The exercise asks you to copy every line below in which "气血上限" appears.

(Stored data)
::::::::::

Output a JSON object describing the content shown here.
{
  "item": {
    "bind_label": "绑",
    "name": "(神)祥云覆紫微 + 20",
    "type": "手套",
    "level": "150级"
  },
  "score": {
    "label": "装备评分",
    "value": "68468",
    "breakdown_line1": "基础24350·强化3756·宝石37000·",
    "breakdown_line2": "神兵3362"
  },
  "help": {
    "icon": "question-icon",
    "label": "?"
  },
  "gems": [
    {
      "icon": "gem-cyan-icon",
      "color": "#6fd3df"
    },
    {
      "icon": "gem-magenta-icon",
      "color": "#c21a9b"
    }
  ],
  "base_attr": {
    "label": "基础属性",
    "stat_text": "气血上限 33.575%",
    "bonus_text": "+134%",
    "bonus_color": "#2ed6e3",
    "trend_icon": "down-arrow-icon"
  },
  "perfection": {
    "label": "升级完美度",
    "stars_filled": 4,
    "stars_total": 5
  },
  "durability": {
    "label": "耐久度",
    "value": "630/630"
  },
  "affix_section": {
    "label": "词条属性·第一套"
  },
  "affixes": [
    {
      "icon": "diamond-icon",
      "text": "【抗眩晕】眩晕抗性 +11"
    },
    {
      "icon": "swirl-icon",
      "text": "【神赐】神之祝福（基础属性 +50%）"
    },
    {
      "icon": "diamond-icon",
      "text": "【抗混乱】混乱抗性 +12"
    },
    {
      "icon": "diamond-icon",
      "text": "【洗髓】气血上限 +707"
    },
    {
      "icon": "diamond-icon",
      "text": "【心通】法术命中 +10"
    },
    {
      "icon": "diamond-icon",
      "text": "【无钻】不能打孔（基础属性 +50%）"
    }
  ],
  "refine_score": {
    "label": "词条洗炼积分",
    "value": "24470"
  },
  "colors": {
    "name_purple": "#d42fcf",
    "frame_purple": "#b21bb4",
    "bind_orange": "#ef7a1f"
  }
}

::::::::::

CORRECT ANSWER =
    "stat_text": "气血上限 33.575%",
      "text": "【洗髓】气血上限 +707"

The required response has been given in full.